--- DATA EXCERPTS ---

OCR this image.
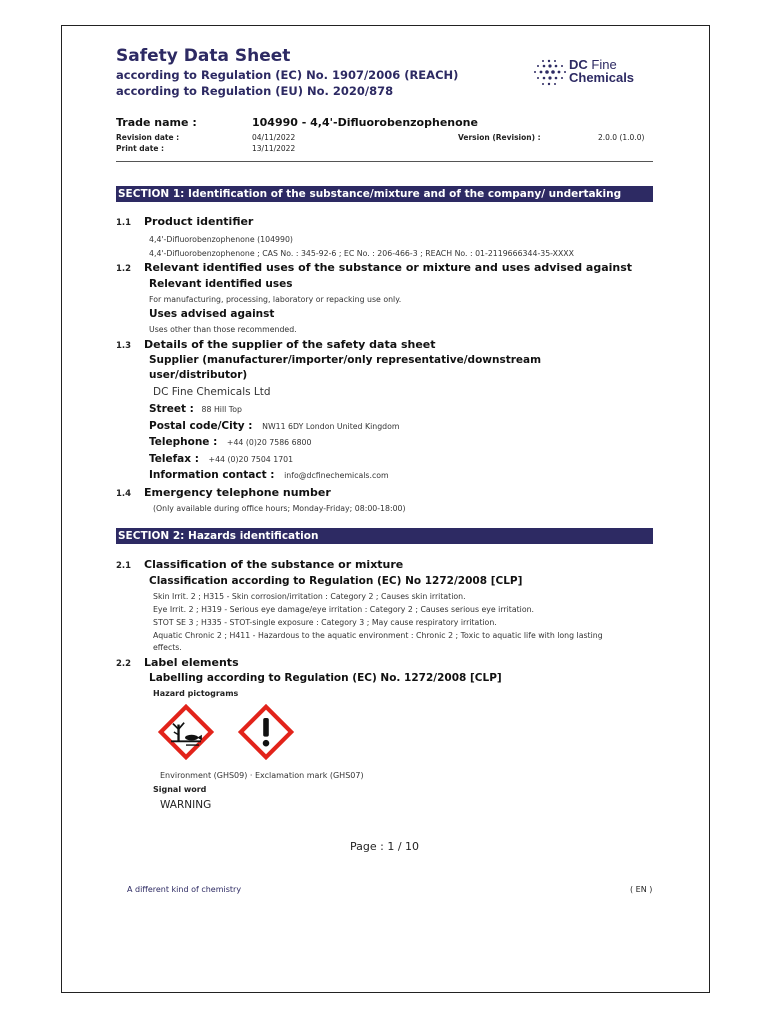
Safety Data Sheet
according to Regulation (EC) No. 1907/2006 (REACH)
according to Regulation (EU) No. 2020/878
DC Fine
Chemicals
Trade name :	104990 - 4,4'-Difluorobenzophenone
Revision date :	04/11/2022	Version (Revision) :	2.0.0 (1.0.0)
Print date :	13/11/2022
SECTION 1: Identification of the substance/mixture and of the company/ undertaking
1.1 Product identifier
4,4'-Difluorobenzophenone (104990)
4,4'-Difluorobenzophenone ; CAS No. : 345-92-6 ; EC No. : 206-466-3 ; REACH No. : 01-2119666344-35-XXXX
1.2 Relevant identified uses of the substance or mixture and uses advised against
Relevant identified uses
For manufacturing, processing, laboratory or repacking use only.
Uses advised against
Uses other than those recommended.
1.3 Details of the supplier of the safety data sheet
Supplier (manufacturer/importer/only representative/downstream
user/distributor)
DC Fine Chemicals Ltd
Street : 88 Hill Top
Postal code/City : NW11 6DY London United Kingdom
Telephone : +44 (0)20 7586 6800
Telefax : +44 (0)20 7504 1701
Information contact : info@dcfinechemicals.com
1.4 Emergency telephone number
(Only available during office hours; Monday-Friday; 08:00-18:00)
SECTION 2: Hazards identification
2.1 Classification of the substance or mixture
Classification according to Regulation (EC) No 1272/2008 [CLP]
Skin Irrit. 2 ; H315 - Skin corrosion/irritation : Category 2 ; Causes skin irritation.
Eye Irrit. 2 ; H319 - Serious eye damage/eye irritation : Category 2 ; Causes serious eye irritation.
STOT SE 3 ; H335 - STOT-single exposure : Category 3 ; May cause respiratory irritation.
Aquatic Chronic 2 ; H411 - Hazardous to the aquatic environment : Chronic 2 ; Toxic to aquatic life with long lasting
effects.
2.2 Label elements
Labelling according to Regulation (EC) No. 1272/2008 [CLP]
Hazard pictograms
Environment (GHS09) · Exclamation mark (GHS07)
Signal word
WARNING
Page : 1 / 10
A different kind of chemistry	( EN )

---
--- DATA EXCERPTS ---

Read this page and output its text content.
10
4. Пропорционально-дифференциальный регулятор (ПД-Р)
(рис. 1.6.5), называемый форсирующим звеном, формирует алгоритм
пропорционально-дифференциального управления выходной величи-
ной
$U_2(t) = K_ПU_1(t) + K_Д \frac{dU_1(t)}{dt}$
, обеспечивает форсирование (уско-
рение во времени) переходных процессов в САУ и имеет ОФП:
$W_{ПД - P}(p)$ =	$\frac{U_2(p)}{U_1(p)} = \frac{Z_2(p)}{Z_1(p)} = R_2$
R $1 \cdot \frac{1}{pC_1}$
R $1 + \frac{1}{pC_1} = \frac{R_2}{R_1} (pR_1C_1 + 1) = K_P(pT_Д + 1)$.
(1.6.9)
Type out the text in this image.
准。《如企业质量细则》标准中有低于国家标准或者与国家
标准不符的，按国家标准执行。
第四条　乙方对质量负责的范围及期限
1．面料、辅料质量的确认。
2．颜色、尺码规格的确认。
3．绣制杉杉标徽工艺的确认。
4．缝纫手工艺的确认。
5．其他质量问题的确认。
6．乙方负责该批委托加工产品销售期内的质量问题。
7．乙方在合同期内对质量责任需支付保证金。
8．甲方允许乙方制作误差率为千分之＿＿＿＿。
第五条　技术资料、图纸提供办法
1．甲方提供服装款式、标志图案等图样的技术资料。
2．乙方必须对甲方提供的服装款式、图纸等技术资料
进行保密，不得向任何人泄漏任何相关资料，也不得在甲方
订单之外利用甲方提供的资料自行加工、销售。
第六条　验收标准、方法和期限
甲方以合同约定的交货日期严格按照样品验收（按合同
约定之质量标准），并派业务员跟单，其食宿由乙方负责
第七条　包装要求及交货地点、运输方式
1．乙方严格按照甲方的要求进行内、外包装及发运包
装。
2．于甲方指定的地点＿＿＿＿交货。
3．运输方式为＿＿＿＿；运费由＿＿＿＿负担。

---

WHAT TO WORK ON - List all lines above in which the string "SECTION" appears.

WRITTEN SOLUTION -
SECTION 1: Identification of the substance/mixture and of the company/ undertaking
SECTION 2: Hazards identification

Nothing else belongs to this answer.